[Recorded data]
┄┄┄┄┄┄

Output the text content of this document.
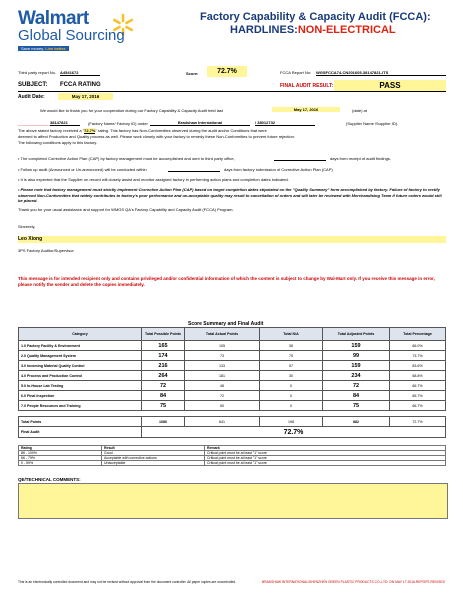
Walmart
Global Sourcing
Save money. Live better.
Factory Capability & Capacity Audit (FCCA):
HARDLINES:NON-ELECTRICAL
Third party report No. A4541672	Score:	72.7%	FCCA Report No: WGSFCCA74-CN201605-38147821-ITS
SUBJECT: FCCA RATING	FINAL AUDIT RESULT:	PASS
Audit Date:	May 17, 2016
We would like to thank you for your cooperation during our Factory Capability & Capacity Audit held last	May 17, 2016	(date) at
________________
38147821	(Factory Name/ Factory ID) under	Bradshaw International	/ 38012732	(Supplier Name /Supplier ID).
The above stated factory received a "72.7%" rating. This factory has Non-Conformities observed during the audit and/or Conditions that were
deemed to affect Production and Quality process as well. Please work closely with your factory to remedy these Non-Conformities to prevent future rejection.
The following conditions apply to this factory.
• The completed Corrective Action Plan (CAP) by factory management must be accomplished and sent to third party office,	days from receipt of audit findings.
• Follow up audit (Announced or Un-announced) will be conducted within	days from factory submission of Corrective Action Plan (CAP)
• It is also expected that the Supplier on record will closely assist and monitor assigned factory in performing action plans and completion dates indicated.
• Please note that factory management must strictly implement Corrective Action Plan (CAP) based on target completion dates stipulated on the "Quality Summary" form accomplished by factory. Failure of factory to rectify observed Non-Conformities that widely contributes to factory's poor performance and un-acceptable quality may result to cancellation of orders and will later be reviewed with Merchandising Team if future orders would still be placed.
Thank you for your usual assistance and support for WMGS QA's Factory Capability and Capacity Audit (FCCA) Program.
Sincerely,
Leo Xiong
3PS Factory Auditor/Supervisor
This message is for intended recipient only and contains privileged and/or confidential information of which the content is subject to change by Wal-Mart only. If you receive this message in error, please notify the sender and delete the copies immediately.
Score Summary and Final Audit
Category	Total Possible Points	Total Actual Points	Total N/A	Total Adjusted Points	Total Percentage
1.0 Factory Facility & Environment	165	105	36	159	66.0%
2.0 Quality Management System	174	73	75	99	73.7%
3.0 Incoming Material Quality Control	216	133	57	159	83.6%
4.0 Process and Production Control	264	181	30	234	68.8%
5.0 In-House Lab Testing	72	48	0	72	66.7%
6.0 Final Inspection	84	72	0	84	85.7%
7.0 People Resources and Training	75	50	0	75	66.7%

Total Points	1080	641	198	882	72.7%
Final Audit	72.7%				
Rating	Result	Remark
86 - 100%	Good	Critical point must be at least "1" score
66 - 79%	Acceptable with corrective actions	Critical point must be at least "1" score
0 - 59%	Unacceptable	Critical point must be at least "1" score
QE/TECHNICAL COMMENTS:
This is an electronically controlled document and may not be revised without approval from the document controller. All paper copies are uncontrolled.	BRADSHAW INTERNATIONAL/SHENZHEN GREEN PLASTIC PRODUCTS CO.,LTD. ON MAY 17 2016-REPORT-REVISED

┄┄┄┄┄┄

- [What is expected] Without the pictures, output the full listing exactly as it stands.

- [Solution for this task]
Output the text content of this document.
Walmart
Global Sourcing
Save money. Live better.
Factory Capability & Capacity Audit (FCCA):
HARDLINES:NON-ELECTRICAL
Third party report No. A4541672	Score:	72.7%	FCCA Report No: WGSFCCA74-CN201605-38147821-ITS
SUBJECT: FCCA RATING	FINAL AUDIT RESULT:	PASS
Audit Date:	May 17, 2016
We would like to thank you for your cooperation during our Factory Capability & Capacity Audit held last	May 17, 2016	(date) at
________________
38147821	(Factory Name/ Factory ID) under	Bradshaw International	/ 38012732	(Supplier Name /Supplier ID).
The above stated factory received a "72.7%" rating. This factory has Non-Conformities observed during the audit and/or Conditions that were
deemed to affect Production and Quality process as well. Please work closely with your factory to remedy these Non-Conformities to prevent future rejection.
The following conditions apply to this factory.
• The completed Corrective Action Plan (CAP) by factory management must be accomplished and sent to third party office,	days from receipt of audit findings.
• Follow up audit (Announced or Un-announced) will be conducted within	days from factory submission of Corrective Action Plan (CAP)
• It is also expected that the Supplier on record will closely assist and monitor assigned factory in performing action plans and completion dates indicated.
• Please note that factory management must strictly implement Corrective Action Plan (CAP) based on target completion dates stipulated on the "Quality Summary" form accomplished by factory. Failure of factory to rectify observed Non-Conformities that widely contributes to factory's poor performance and un-acceptable quality may result to cancellation of orders and will later be reviewed with Merchandising Team if future orders would still be placed.
Thank you for your usual assistance and support for WMGS QA's Factory Capability and Capacity Audit (FCCA) Program.
Sincerely,
Leo Xiong
3PS Factory Auditor/Supervisor
This message is for intended recipient only and contains privileged and/or confidential information of which the content is subject to change by Wal-Mart only. If you receive this message in error, please notify the sender and delete the copies immediately.
Score Summary and Final Audit
Category	Total Possible Points	Total Actual Points	Total N/A	Total Adjusted Points	Total Percentage
1.0 Factory Facility & Environment	165	105	36	159	66.0%
2.0 Quality Management System	174	73	75	99	73.7%
3.0 Incoming Material Quality Control	216	133	57	159	83.6%
4.0 Process and Production Control	264	181	30	234	68.8%
5.0 In-House Lab Testing	72	48	0	72	66.7%
6.0 Final Inspection	84	72	0	84	85.7%
7.0 People Resources and Training	75	50	0	75	66.7%

Total Points	1080	641	198	882	72.7%
Final Audit	72.7%				
Rating	Result	Remark
86 - 100%	Good	Critical point must be at least "1" score
66 - 79%	Acceptable with corrective actions	Critical point must be at least "1" score
0 - 59%	Unacceptable	Critical point must be at least "1" score
QE/TECHNICAL COMMENTS:
This is an electronically controlled document and may not be revised without approval from the document controller. All paper copies are uncontrolled.	BRADSHAW INTERNATIONAL/SHENZHEN GREEN PLASTIC PRODUCTS CO.,LTD. ON MAY 17 2016-REPORT-REVISED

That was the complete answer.